PROBLEM: Using the material that follows, identify and copy each line with the string "Steps".

(Structured figure records)

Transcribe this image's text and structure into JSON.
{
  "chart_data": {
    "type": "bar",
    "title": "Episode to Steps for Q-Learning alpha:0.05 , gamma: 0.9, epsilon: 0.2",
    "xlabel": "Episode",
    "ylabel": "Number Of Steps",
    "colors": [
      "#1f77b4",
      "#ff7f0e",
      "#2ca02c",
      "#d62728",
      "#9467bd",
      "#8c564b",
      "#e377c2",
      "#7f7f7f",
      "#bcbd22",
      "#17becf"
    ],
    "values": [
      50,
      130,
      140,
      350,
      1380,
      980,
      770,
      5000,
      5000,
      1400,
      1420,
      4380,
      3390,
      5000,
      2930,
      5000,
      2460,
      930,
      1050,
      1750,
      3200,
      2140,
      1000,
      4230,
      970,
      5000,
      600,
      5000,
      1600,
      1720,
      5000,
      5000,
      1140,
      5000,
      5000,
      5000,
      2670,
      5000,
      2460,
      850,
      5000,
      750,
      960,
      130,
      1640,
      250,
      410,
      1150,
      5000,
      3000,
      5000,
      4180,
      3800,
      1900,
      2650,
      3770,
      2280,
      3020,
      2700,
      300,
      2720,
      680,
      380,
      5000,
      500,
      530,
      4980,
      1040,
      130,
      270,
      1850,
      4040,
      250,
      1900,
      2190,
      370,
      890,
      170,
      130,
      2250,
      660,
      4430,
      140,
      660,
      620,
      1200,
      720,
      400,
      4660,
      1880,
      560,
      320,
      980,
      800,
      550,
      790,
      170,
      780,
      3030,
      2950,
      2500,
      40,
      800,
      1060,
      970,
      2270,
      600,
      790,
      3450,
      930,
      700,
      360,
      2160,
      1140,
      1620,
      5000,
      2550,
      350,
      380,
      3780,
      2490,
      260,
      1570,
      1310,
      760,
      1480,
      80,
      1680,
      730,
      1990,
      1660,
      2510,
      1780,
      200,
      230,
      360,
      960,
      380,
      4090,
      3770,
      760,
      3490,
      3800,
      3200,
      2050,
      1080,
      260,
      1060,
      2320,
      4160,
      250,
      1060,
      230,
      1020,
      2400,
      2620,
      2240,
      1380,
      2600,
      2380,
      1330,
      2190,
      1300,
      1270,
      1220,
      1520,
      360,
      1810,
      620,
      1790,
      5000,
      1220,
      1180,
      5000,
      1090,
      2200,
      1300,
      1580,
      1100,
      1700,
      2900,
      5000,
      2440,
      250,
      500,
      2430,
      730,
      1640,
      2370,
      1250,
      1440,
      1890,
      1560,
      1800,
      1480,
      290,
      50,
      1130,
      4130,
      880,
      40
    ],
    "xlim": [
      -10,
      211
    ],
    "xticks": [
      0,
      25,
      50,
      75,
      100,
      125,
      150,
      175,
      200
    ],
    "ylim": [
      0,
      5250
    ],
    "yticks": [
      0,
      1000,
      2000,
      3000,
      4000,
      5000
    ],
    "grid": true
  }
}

WORKED ANSWER:
    "title": "Episode to Steps for Q-Learning alpha:0.05 , gamma: 0.9, epsilon: 0.2",
    "ylabel": "Number Of Steps",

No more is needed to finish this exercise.